→ **Problem set**
1. In the letter to Lydia, where is Bryan as the letter is being written?
2. Condense the paragraph of the letter to Lydia that begins "His visit here has been so good" into a short bulleted list that keeps its main facts.
3. Carry on the letter to Lydia from its last sentence.

→ **Passage**
----
Wednesday, December 9, 2015

In a Perfect World...



Dear Lydia,

Oh friend, the number of times I have started writing to you in the past week or so and been cut short by one of a million things are too many to count! Bryan is with David at the airstrip as we speak. They are probably having tea in a little shop by the side of the strip as they wait for his plane to land. As is usually the case, I was caught off guard by the goodbyes. Even having known for the whole two weeks he was here when exactly he was leaving, the flurry of packing up and going to the airstrip, prayers and one hug for him and lots more for you and the kids felt rushed.

His visit here has been so good and we have been so grateful for all his help with the translation team. Thank you for being so cheerfully willing to play single parent for over two weeks while he travelled the globe to come pitch in on this side again for a while! That is no small thing. Bryan and I have felt so encouraged about where things stand this week workwise. It turns out that despite everything - all the wars and evacuations, obstacles, challenges and setbacks, it is happening. Somehow – creatively and imperfectly, but steadily – it is happening. Thank you for the part you have and are playing in that.
----
→ **Information supplied**

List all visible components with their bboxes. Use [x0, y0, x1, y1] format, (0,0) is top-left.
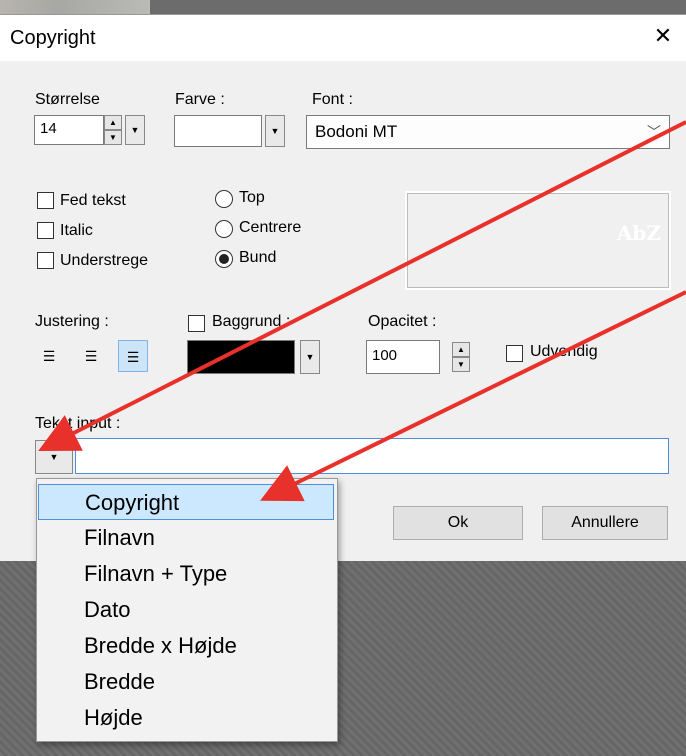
center-radio[interactable]	[215, 220, 233, 238]
color-swatch[interactable]	[174, 115, 262, 147]
size-up-icon[interactable]: ▲	[104, 115, 122, 130]
outside-label: Udvendig	[530, 343, 598, 360]
title-bar: Copyright ✕	[0, 15, 686, 61]
ok-button[interactable]: Ok	[393, 506, 523, 540]
underline-checkbox[interactable]	[37, 252, 54, 269]
color-label: Farve :	[175, 91, 225, 108]
size-stepper[interactable]: 14	[34, 115, 104, 145]
italic-checkbox[interactable]	[37, 222, 54, 239]
opacity-stepper[interactable]: 100	[366, 340, 440, 374]
size-dropdown-icon[interactable]: ▼	[125, 115, 145, 145]
font-select[interactable]: Bodoni MT ﹀	[306, 115, 670, 149]
close-icon[interactable]: ✕	[650, 23, 676, 51]
menu-item-filename[interactable]: Filnavn	[38, 520, 334, 556]
background-dropdown-icon[interactable]: ▼	[300, 340, 320, 374]
align-right-icon[interactable]: ☰	[118, 340, 148, 372]
bottom-radio[interactable]	[215, 250, 233, 268]
alignment-label: Justering :	[35, 313, 109, 330]
top-radio[interactable]	[215, 190, 233, 208]
menu-item-width[interactable]: Bredde	[38, 664, 334, 700]
color-dropdown-icon[interactable]: ▼	[265, 115, 285, 147]
size-down-icon[interactable]: ▼	[104, 130, 122, 145]
center-label: Centrere	[239, 219, 302, 236]
font-label: Font :	[312, 91, 353, 108]
menu-item-width-height[interactable]: Bredde x Højde	[38, 628, 334, 664]
opacity-value: 100	[372, 347, 398, 364]
background-swatch[interactable]	[187, 340, 295, 374]
text-input-field[interactable]	[75, 438, 669, 474]
bottom-label: Bund	[239, 249, 277, 266]
underline-label: Understrege	[60, 252, 149, 269]
menu-item-copyright[interactable]: Copyright	[38, 484, 334, 520]
bold-checkbox[interactable]	[37, 192, 54, 209]
align-center-icon[interactable]: ☰	[76, 340, 106, 372]
window-title: Copyright	[10, 27, 96, 49]
background-checkbox[interactable]	[188, 315, 205, 332]
text-input-dropdown-menu: Copyright Filnavn Filnavn + Type Dato Br…	[36, 478, 338, 742]
italic-label: Italic	[60, 222, 93, 239]
preview-box: AbZ	[405, 191, 671, 290]
top-label: Top	[239, 189, 265, 206]
text-input-dropdown-icon[interactable]: ▼	[35, 440, 73, 474]
menu-item-height[interactable]: Højde	[38, 700, 334, 736]
text-input-label: Tekst input :	[35, 415, 121, 432]
align-left-icon[interactable]: ☰	[34, 340, 64, 372]
cancel-button[interactable]: Annullere	[542, 506, 668, 540]
bold-label: Fed tekst	[60, 192, 126, 209]
opacity-label: Opacitet :	[368, 313, 437, 330]
size-label: Størrelse	[35, 91, 100, 108]
menu-item-filename-type[interactable]: Filnavn + Type	[38, 556, 334, 592]
chevron-down-icon: ﹀	[647, 124, 661, 140]
opacity-down-icon[interactable]: ▼	[452, 357, 470, 372]
font-value: Bodoni MT	[315, 122, 398, 141]
menu-item-date[interactable]: Dato	[38, 592, 334, 628]
outside-checkbox[interactable]	[506, 345, 523, 362]
size-value: 14	[40, 120, 57, 137]
background-label: Baggrund :	[212, 313, 291, 330]
preview-text: AbZ	[616, 221, 661, 245]
opacity-up-icon[interactable]: ▲	[452, 342, 470, 357]
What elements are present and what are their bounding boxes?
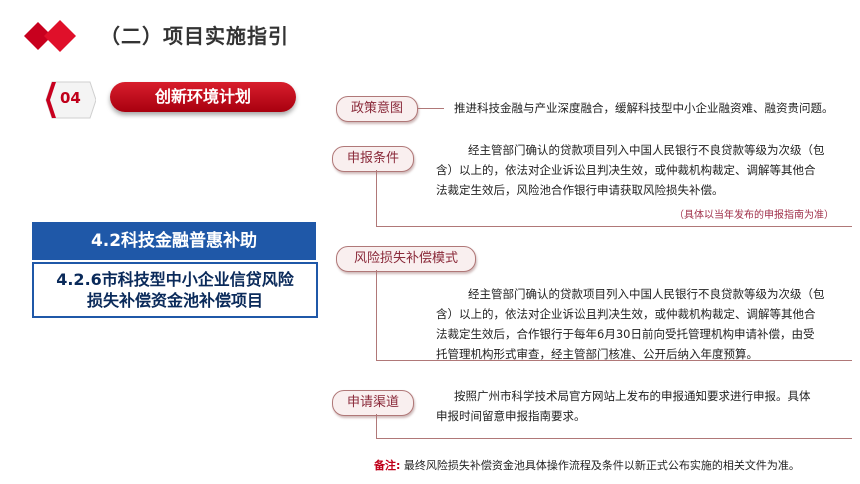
----
→ **Answers per task**
1. He is at the airstrip with David.

2.
- The visit went well, and his help with the translation team was greatly appreciated.
- Lydia is thanked for cheerfully acting as a single parent for over two weeks while he traveled to help.
- Bryan and the writer feel encouraged this week about where the work stands.
- Despite wars, evacuations, obstacles, challenges and setbacks, the work is moving forward creatively and imperfectly, but steadily.
- Lydia is thanked for her part in that progress.

3.
I have wished for you these past few weeks as I have been doing this literacy teacher training course. In a perfect world you would have been there with me, lending your experience from Tanzania and thoughtful, thorough personality, to my experimental, fly-by-the-seat-of-my-pants, creative messiness. We would have made quite the team! We will still, I think. Until then though, it has been good for me to gain a little experience in all of this on my own too. Because, we don’t live in a perfect world do we? And you have to start somewhere.

This particular thing has started under a tree in our front yard. Every morning one of the earliest participants sweeps the sprinkling of yellow neem leaves that have fallen in the night from the shady expanse of smooth dirt that is our classroom. When class starts and we are busy parsing syllables on the rippled blackboard hanging  by a piece of red string and a nail from the broad scarred trunk of the baobab, the guard’s hoard of scatter-brained chickens bob around our feet and women fill jerry cans loudly from the masura nearby.  Our chalk pieces and duster get stored between drills in the battered wheelbarrow propped against a bumpy root.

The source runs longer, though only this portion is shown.